• Data for the task:
* * *

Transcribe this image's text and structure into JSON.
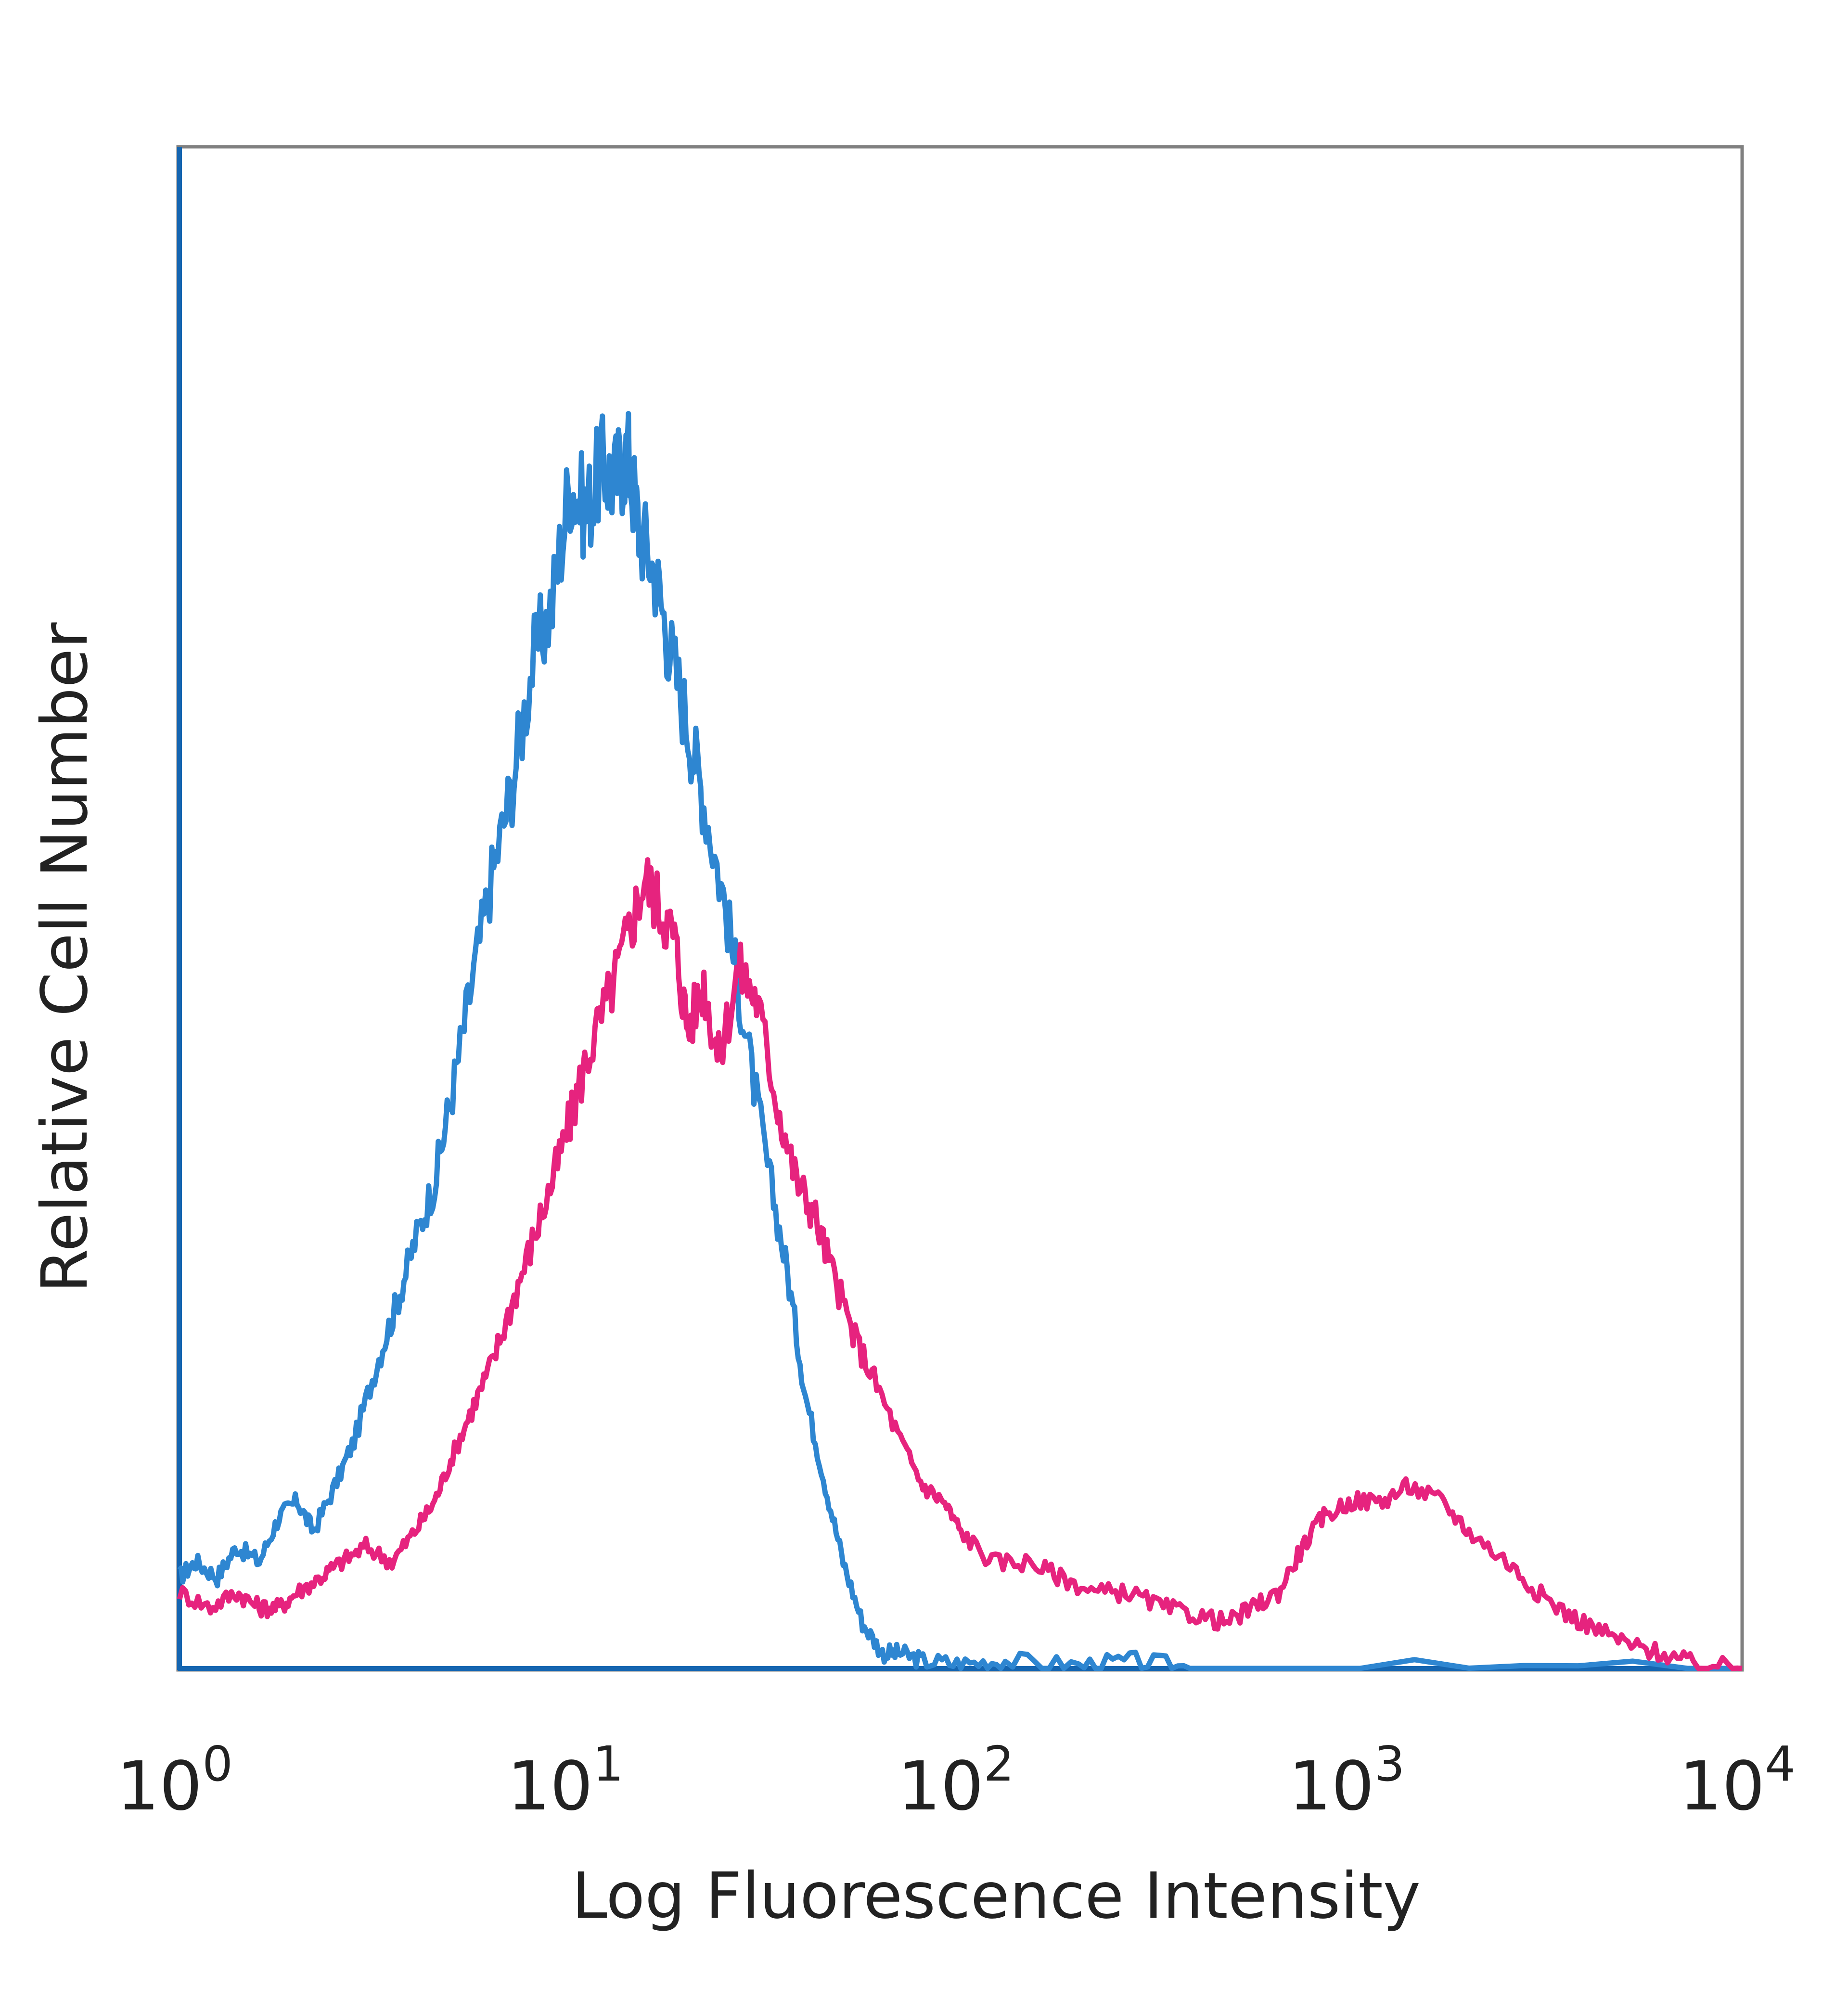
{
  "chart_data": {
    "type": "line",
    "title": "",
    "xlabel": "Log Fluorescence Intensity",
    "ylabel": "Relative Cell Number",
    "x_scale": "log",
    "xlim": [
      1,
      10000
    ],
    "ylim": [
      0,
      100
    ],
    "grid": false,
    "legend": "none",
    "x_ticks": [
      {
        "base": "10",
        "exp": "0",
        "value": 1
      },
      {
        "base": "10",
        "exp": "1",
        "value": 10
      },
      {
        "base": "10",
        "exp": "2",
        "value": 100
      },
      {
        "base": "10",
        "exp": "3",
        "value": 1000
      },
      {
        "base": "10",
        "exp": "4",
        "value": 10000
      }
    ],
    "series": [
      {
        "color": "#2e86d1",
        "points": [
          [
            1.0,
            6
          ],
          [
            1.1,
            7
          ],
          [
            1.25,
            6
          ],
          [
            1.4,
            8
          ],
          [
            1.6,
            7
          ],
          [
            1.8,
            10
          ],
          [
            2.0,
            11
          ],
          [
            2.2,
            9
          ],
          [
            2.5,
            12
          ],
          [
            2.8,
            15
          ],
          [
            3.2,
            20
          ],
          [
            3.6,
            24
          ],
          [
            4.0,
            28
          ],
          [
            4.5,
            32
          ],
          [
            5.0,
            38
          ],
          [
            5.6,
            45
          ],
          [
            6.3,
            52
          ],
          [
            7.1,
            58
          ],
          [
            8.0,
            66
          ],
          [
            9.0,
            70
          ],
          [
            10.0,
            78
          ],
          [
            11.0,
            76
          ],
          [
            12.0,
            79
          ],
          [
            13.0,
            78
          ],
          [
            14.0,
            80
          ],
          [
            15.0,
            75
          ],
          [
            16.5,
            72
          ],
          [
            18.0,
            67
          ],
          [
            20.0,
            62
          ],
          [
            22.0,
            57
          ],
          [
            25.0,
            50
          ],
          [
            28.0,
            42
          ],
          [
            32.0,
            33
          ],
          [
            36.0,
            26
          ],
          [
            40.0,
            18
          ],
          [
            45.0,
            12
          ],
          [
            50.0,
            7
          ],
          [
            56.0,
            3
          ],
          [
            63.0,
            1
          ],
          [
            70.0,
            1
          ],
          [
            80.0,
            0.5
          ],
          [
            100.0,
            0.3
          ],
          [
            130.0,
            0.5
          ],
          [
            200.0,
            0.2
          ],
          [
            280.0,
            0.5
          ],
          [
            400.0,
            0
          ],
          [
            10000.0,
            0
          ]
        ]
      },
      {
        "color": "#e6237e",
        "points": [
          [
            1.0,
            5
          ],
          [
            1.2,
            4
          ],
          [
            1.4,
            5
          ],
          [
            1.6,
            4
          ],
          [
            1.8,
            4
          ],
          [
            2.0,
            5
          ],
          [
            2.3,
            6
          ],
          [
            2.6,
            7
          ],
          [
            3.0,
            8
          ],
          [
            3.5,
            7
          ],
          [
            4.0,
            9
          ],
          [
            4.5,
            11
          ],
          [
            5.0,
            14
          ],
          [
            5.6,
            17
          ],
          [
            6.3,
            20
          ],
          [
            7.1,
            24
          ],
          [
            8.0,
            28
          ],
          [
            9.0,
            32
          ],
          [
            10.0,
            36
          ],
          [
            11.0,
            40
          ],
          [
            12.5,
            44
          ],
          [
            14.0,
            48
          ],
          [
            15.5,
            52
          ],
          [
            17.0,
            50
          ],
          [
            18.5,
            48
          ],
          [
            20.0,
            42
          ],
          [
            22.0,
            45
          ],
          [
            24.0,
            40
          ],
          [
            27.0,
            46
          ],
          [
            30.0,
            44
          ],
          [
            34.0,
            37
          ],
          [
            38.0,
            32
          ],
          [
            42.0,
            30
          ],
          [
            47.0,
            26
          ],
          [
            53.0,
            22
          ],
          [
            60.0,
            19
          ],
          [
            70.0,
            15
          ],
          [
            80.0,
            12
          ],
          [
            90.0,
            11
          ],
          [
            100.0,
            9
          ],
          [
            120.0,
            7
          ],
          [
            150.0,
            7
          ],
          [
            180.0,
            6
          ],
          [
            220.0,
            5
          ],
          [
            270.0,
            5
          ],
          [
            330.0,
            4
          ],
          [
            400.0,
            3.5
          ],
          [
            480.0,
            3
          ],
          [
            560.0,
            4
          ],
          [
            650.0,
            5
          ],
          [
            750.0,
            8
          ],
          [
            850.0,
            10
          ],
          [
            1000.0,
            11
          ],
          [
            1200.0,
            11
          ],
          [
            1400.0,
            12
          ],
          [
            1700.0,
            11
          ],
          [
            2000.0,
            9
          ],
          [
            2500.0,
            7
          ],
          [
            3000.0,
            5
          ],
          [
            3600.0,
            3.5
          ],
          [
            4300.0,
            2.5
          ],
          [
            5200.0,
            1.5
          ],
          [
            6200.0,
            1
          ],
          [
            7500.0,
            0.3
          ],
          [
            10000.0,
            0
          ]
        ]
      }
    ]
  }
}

* * *

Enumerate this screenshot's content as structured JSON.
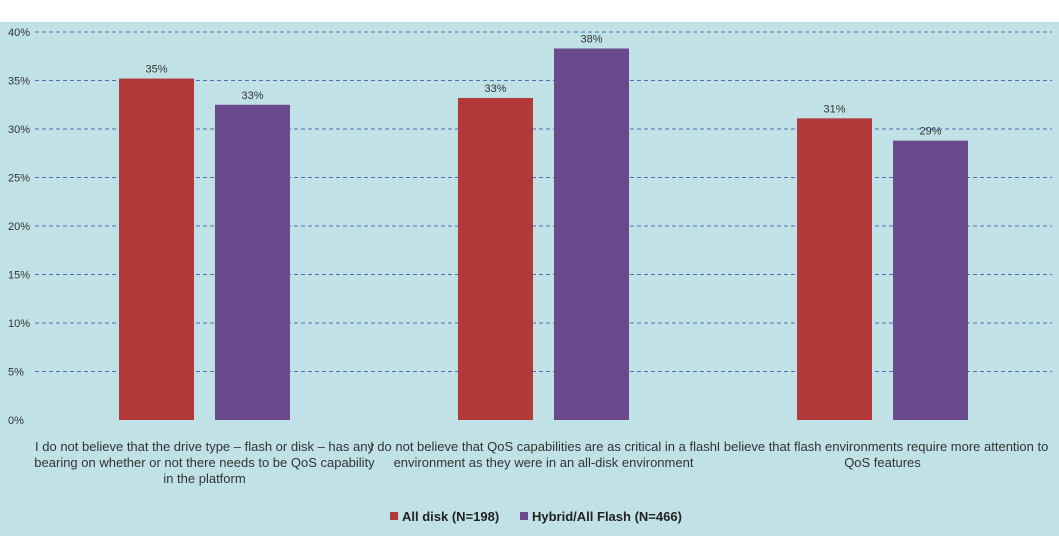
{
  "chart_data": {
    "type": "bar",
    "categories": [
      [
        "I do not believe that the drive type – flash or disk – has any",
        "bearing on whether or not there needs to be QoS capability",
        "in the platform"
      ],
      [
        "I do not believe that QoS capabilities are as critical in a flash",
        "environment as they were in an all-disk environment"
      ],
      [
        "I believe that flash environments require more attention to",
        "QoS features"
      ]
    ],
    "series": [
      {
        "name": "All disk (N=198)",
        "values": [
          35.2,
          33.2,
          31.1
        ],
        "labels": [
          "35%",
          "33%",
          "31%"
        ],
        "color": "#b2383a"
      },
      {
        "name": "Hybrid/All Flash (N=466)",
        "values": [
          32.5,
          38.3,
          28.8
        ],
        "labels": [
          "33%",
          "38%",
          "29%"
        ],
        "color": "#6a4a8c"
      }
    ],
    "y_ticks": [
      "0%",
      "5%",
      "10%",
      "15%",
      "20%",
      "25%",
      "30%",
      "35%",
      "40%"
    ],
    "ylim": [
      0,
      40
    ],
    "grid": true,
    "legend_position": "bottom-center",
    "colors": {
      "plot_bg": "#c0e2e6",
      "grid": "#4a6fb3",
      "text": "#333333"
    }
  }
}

* * *

From the records above, pull out every line containing the word "disk".

• Solution for this task:
        "I do not believe that the drive type – flash or disk – has any",
        "environment as they were in an all-disk environment"
        "name": "All disk (N=198)",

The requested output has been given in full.